> _DATASET EXTRACT_:
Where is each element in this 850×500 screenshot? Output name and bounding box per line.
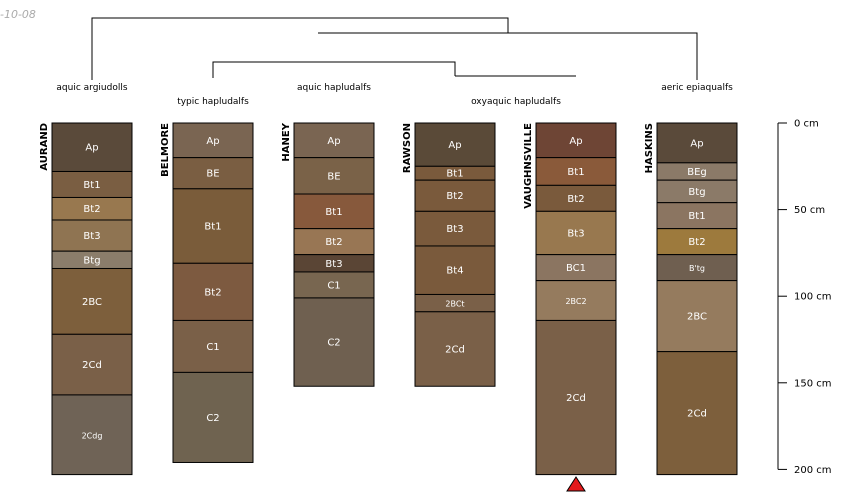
horizon-label: Bt1 — [325, 207, 342, 218]
profile-vaughnsville: VAUGHNSVILLE Ap Bt1 Bt2 Bt3 BC1 2BC2 2Cd — [523, 122, 617, 476]
group-labels: aquic argiudolls typic hapludalfs aquic … — [56, 83, 733, 107]
horizon-label: Bt1 — [688, 211, 705, 222]
date-stamp: -10-08 — [0, 8, 36, 21]
horizon-label: Btg — [688, 187, 705, 198]
group-label-aeric-epiaqualfs: aeric epiaqualfs — [661, 83, 733, 93]
horizon-label: 2Cd — [445, 345, 465, 356]
horizon-label: Ap — [327, 136, 340, 147]
horizon-label: Bt2 — [567, 194, 584, 205]
horizon-block — [414, 311, 496, 387]
marker-layer — [566, 476, 586, 492]
horizon-block — [293, 122, 375, 159]
horizon-label: Ap — [569, 136, 582, 147]
depth-axis: 0 cm 50 cm 100 cm 150 cm 200 cm — [777, 119, 832, 476]
horizon-block — [414, 122, 496, 167]
horizon-label: 2Cd — [566, 393, 586, 404]
horizon-label: Bt1 — [567, 167, 584, 178]
horizon-label: Bt1 — [446, 169, 463, 180]
horizon-label: Bt3 — [567, 228, 584, 239]
horizon-label: C2 — [327, 338, 340, 349]
horizon-block — [51, 267, 133, 335]
horizon-block — [656, 351, 738, 476]
horizon-label: 2BC — [687, 312, 707, 323]
profile-name: BELMORE — [160, 123, 171, 177]
horizon-label: BE — [206, 169, 219, 180]
horizon-label: 2BC — [82, 297, 102, 308]
horizon-block — [535, 157, 617, 186]
depth-tick-label: 150 cm — [794, 378, 832, 389]
group-label-typic-hapludalfs: typic hapludalfs — [177, 97, 249, 107]
horizon-block — [414, 245, 496, 295]
horizon-label: C1 — [206, 342, 219, 353]
marker-triangle-icon — [566, 476, 586, 492]
horizon-label: Bt3 — [446, 224, 463, 235]
horizon-label: BE — [327, 171, 340, 182]
dendrogram — [91, 17, 698, 80]
profile-rawson: RAWSON Ap Bt1 Bt2 Bt3 Bt4 2BCt 2Cd — [402, 122, 496, 387]
horizon-label: B'tg — [689, 264, 705, 273]
horizon-block — [51, 333, 133, 396]
depth-tick-label: 100 cm — [794, 292, 832, 303]
horizon-label: Ap — [448, 140, 461, 151]
profile-name: VAUGHNSVILLE — [523, 123, 534, 209]
group-label-aquic-argiudolls: aquic argiudolls — [56, 83, 127, 93]
horizon-label: Btg — [83, 255, 100, 266]
horizon-label: BC1 — [566, 263, 586, 274]
horizon-block — [535, 210, 617, 256]
horizon-label: Bt1 — [204, 222, 221, 233]
horizon-block — [656, 202, 738, 230]
horizon-block — [172, 371, 254, 463]
horizon-block — [172, 262, 254, 321]
depth-tick-label: 0 cm — [794, 119, 819, 130]
horizon-label: 2BC2 — [565, 297, 586, 306]
group-label-oxyaquic-hapludalfs: oxyaquic hapludalfs — [471, 97, 561, 107]
horizon-label: Ap — [690, 138, 703, 149]
horizon-label: C1 — [327, 280, 340, 291]
horizon-block — [656, 228, 738, 256]
horizon-label: Bt2 — [83, 204, 100, 215]
group-label-aquic-hapludalfs: aquic hapludalfs — [297, 83, 371, 93]
horizon-block — [172, 319, 254, 373]
depth-tick-label: 50 cm — [794, 205, 825, 216]
profile-haney: HANEY Ap BE Bt1 Bt2 Bt3 C1 C2 — [281, 122, 375, 387]
horizon-label: Ap — [85, 143, 98, 154]
horizon-label: Ap — [206, 136, 219, 147]
profile-name: RAWSON — [402, 123, 413, 173]
profile-name: HASKINS — [644, 123, 655, 173]
horizon-block — [656, 122, 738, 164]
horizon-label: Bt2 — [446, 191, 463, 202]
horizon-label: Bt2 — [204, 287, 221, 298]
horizon-label: C2 — [206, 413, 219, 424]
horizon-label: Bt2 — [325, 237, 342, 248]
profile-name: HANEY — [281, 122, 292, 161]
profile-aurand: AURAND Ap Bt1 Bt2 Bt3 Btg 2BC 2Cd 2Cdg — [39, 122, 133, 476]
horizon-block — [172, 157, 254, 190]
horizon-block — [293, 297, 375, 387]
horizon-block — [414, 179, 496, 212]
horizon-block — [535, 122, 617, 159]
profile-haskins: HASKINS Ap BEg Btg Bt1 Bt2 B'tg 2BC 2Cd — [644, 122, 738, 476]
horizon-label: Bt4 — [446, 266, 463, 277]
horizon-label: 2Cd — [82, 360, 102, 371]
horizon-label: 2Cd — [687, 409, 707, 420]
horizon-block — [656, 254, 738, 282]
profile-name: AURAND — [39, 123, 50, 171]
horizon-label: Bt3 — [83, 231, 100, 242]
horizon-label: Bt2 — [688, 237, 705, 248]
horizon-label: Bt1 — [83, 180, 100, 191]
horizon-block — [535, 319, 617, 476]
horizon-label: 2Cdg — [82, 431, 103, 440]
horizon-label: Bt3 — [325, 259, 342, 270]
horizon-block — [51, 394, 133, 476]
depth-tick-label: 200 cm — [794, 465, 832, 476]
profile-belmore: BELMORE Ap BE Bt1 Bt2 C1 C2 — [160, 122, 254, 463]
horizon-label: BEg — [687, 167, 707, 178]
horizon-label: 2BCt — [445, 300, 464, 309]
horizon-block — [172, 188, 254, 264]
horizon-block — [51, 122, 133, 172]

> _EXERCISE AIM_: Rewrite the data above with every instance of "horizon-block" changed to "layer-box" and everything else left as it is. Omit the pictures.

> _PROBLEM SOLUTION_:
Where is each element in this 850×500 screenshot? Output name and bounding box per line.
horizon-label: Bt1 — [325, 207, 342, 218]
profile-vaughnsville: VAUGHNSVILLE Ap Bt1 Bt2 Bt3 BC1 2BC2 2Cd — [523, 122, 617, 476]
group-labels: aquic argiudolls typic hapludalfs aquic … — [56, 83, 733, 107]
horizon-label: Bt1 — [688, 211, 705, 222]
date-stamp: -10-08 — [0, 8, 36, 21]
horizon-label: Btg — [688, 187, 705, 198]
group-label-aeric-epiaqualfs: aeric epiaqualfs — [661, 83, 733, 93]
horizon-label: 2Cd — [445, 345, 465, 356]
horizon-label: Ap — [327, 136, 340, 147]
horizon-label: Bt2 — [567, 194, 584, 205]
layer-box — [414, 311, 496, 387]
marker-layer — [566, 476, 586, 492]
layer-box — [293, 122, 375, 159]
horizon-label: Ap — [569, 136, 582, 147]
depth-axis: 0 cm 50 cm 100 cm 150 cm 200 cm — [777, 119, 832, 476]
layer-box — [414, 122, 496, 167]
horizon-label: 2Cd — [566, 393, 586, 404]
horizon-label: Bt1 — [567, 167, 584, 178]
horizon-label: Bt1 — [446, 169, 463, 180]
horizon-label: Bt3 — [567, 228, 584, 239]
horizon-label: C2 — [327, 338, 340, 349]
layer-box — [51, 267, 133, 335]
layer-box — [656, 351, 738, 476]
horizon-label: 2BC — [687, 312, 707, 323]
profile-name: BELMORE — [160, 123, 171, 177]
horizon-label: BE — [206, 169, 219, 180]
horizon-label: 2BC — [82, 297, 102, 308]
layer-box — [535, 157, 617, 186]
depth-tick-label: 150 cm — [794, 378, 832, 389]
group-label-typic-hapludalfs: typic hapludalfs — [177, 97, 249, 107]
layer-box — [414, 245, 496, 295]
horizon-label: C1 — [206, 342, 219, 353]
marker-triangle-icon — [566, 476, 586, 492]
horizon-label: Bt3 — [446, 224, 463, 235]
horizon-label: BE — [327, 171, 340, 182]
dendrogram — [91, 17, 698, 80]
profile-rawson: RAWSON Ap Bt1 Bt2 Bt3 Bt4 2BCt 2Cd — [402, 122, 496, 387]
horizon-label: B'tg — [689, 264, 705, 273]
layer-box — [51, 333, 133, 396]
depth-tick-label: 100 cm — [794, 292, 832, 303]
horizon-label: Ap — [448, 140, 461, 151]
profile-name: VAUGHNSVILLE — [523, 123, 534, 209]
group-label-aquic-argiudolls: aquic argiudolls — [56, 83, 127, 93]
horizon-label: Btg — [83, 255, 100, 266]
horizon-label: BC1 — [566, 263, 586, 274]
layer-box — [535, 210, 617, 256]
horizon-label: Bt1 — [204, 222, 221, 233]
layer-box — [656, 202, 738, 230]
layer-box — [172, 371, 254, 463]
layer-box — [172, 262, 254, 321]
depth-tick-label: 0 cm — [794, 119, 819, 130]
horizon-label: 2BC2 — [565, 297, 586, 306]
group-label-oxyaquic-hapludalfs: oxyaquic hapludalfs — [471, 97, 561, 107]
horizon-label: Ap — [690, 138, 703, 149]
horizon-label: C1 — [327, 280, 340, 291]
layer-box — [656, 228, 738, 256]
horizon-label: Bt2 — [83, 204, 100, 215]
group-label-aquic-hapludalfs: aquic hapludalfs — [297, 83, 371, 93]
layer-box — [172, 319, 254, 373]
depth-tick-label: 50 cm — [794, 205, 825, 216]
profile-haney: HANEY Ap BE Bt1 Bt2 Bt3 C1 C2 — [281, 122, 375, 387]
horizon-label: Ap — [85, 143, 98, 154]
horizon-label: Ap — [206, 136, 219, 147]
profile-name: RAWSON — [402, 123, 413, 173]
profile-name: HASKINS — [644, 123, 655, 173]
layer-box — [656, 122, 738, 164]
horizon-label: Bt2 — [446, 191, 463, 202]
horizon-label: Bt2 — [204, 287, 221, 298]
horizon-label: C2 — [206, 413, 219, 424]
horizon-label: Bt2 — [325, 237, 342, 248]
profile-name: HANEY — [281, 122, 292, 161]
profile-aurand: AURAND Ap Bt1 Bt2 Bt3 Btg 2BC 2Cd 2Cdg — [39, 122, 133, 476]
layer-box — [172, 157, 254, 190]
layer-box — [293, 297, 375, 387]
layer-box — [414, 179, 496, 212]
layer-box — [535, 122, 617, 159]
profile-haskins: HASKINS Ap BEg Btg Bt1 Bt2 B'tg 2BC 2Cd — [644, 122, 738, 476]
horizon-label: Bt4 — [446, 266, 463, 277]
horizon-label: 2Cd — [82, 360, 102, 371]
horizon-label: 2Cd — [687, 409, 707, 420]
layer-box — [656, 254, 738, 282]
profile-name: AURAND — [39, 123, 50, 171]
horizon-label: Bt3 — [83, 231, 100, 242]
horizon-label: Bt2 — [688, 237, 705, 248]
horizon-label: Bt1 — [83, 180, 100, 191]
layer-box — [535, 319, 617, 476]
horizon-label: 2Cdg — [82, 431, 103, 440]
horizon-label: Bt3 — [325, 259, 342, 270]
layer-box — [51, 394, 133, 476]
depth-tick-label: 200 cm — [794, 465, 832, 476]
profile-belmore: BELMORE Ap BE Bt1 Bt2 C1 C2 — [160, 122, 254, 463]
horizon-label: BEg — [687, 167, 707, 178]
horizon-label: 2BCt — [445, 300, 464, 309]
layer-box — [172, 188, 254, 264]
layer-box — [51, 122, 133, 172]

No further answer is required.